_PROMPT:_
Check every line in the records below for the word "Raspundel" and report how many have it, nothing more.

_ _ _ _

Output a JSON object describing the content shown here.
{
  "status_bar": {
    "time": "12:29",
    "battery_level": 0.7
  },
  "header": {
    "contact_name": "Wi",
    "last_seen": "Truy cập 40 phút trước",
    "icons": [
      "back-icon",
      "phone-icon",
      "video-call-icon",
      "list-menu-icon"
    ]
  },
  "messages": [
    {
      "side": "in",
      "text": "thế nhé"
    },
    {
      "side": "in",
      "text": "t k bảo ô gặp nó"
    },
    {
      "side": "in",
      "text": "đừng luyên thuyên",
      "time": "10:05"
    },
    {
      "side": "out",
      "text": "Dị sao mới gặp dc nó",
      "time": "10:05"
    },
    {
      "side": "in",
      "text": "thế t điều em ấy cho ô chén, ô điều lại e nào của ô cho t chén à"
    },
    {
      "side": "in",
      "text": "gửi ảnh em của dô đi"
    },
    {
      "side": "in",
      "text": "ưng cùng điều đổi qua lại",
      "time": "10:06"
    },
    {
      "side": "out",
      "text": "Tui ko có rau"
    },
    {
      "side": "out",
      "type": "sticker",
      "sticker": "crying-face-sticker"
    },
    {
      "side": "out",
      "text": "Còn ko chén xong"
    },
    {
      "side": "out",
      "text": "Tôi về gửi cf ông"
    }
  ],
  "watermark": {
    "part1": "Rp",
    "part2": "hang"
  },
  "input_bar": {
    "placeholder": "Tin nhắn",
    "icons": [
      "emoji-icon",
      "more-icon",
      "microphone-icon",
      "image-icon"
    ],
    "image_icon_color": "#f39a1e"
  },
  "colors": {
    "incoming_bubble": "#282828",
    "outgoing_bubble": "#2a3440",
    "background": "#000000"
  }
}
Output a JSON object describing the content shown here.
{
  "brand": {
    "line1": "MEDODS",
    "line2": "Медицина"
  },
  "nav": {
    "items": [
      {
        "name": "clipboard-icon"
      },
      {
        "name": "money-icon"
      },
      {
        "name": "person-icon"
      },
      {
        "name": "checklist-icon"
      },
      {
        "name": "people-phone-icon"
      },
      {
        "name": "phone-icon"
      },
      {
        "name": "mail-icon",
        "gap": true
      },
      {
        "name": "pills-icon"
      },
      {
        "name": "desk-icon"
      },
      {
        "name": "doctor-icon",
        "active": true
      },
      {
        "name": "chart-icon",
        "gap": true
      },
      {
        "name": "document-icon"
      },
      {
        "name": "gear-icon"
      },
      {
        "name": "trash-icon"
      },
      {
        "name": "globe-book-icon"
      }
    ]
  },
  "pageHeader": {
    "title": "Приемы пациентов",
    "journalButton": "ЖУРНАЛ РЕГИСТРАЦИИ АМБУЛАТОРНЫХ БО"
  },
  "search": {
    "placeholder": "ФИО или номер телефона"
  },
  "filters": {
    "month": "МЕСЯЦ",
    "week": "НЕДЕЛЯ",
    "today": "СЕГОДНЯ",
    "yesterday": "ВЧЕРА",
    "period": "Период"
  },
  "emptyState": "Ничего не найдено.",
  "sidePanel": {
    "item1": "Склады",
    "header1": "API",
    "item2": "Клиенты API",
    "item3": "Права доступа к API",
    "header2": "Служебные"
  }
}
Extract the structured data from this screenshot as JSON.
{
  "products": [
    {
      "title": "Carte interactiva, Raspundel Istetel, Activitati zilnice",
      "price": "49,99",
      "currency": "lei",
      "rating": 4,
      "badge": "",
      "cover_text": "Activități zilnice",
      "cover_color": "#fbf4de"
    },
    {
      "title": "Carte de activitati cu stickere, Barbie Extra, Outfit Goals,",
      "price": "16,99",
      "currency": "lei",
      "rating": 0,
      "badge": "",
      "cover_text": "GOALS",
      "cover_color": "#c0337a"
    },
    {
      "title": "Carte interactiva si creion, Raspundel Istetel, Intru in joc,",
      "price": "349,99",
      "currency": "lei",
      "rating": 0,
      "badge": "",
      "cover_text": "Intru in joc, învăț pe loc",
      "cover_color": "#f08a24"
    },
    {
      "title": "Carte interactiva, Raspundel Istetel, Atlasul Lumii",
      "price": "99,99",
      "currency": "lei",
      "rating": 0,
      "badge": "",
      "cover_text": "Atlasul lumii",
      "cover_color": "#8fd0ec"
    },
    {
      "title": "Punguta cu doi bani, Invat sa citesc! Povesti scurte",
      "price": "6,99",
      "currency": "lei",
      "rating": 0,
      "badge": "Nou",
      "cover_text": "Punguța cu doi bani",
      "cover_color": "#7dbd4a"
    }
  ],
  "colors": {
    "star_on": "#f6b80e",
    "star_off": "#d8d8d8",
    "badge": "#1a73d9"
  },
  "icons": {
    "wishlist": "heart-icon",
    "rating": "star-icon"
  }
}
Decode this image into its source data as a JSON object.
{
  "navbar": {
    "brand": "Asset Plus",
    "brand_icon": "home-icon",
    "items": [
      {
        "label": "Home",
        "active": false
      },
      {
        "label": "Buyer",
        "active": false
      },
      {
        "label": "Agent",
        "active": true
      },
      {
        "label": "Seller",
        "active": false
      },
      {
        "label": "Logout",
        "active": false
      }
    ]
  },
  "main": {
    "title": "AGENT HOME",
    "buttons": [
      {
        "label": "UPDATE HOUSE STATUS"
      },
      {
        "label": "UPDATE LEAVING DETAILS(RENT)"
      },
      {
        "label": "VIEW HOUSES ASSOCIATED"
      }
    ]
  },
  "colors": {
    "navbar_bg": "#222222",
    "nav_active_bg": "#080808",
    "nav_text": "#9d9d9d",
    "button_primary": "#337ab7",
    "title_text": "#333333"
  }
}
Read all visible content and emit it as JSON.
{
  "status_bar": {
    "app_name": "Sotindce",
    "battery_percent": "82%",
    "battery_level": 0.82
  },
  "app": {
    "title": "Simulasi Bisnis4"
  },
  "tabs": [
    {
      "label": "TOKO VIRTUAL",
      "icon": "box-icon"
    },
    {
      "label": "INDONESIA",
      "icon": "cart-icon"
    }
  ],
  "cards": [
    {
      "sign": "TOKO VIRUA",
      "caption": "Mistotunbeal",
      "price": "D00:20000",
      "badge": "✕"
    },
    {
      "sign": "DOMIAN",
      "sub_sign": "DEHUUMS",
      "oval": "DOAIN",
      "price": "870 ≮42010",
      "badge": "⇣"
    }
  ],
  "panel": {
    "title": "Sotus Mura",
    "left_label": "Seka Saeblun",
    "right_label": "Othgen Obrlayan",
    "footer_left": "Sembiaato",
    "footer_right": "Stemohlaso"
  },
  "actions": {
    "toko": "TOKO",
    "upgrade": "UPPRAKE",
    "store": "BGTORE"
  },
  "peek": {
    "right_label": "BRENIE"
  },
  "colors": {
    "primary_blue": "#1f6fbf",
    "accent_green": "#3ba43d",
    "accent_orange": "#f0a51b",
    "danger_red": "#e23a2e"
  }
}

_ _ _ _

_CORRECT RESPONSE:_
3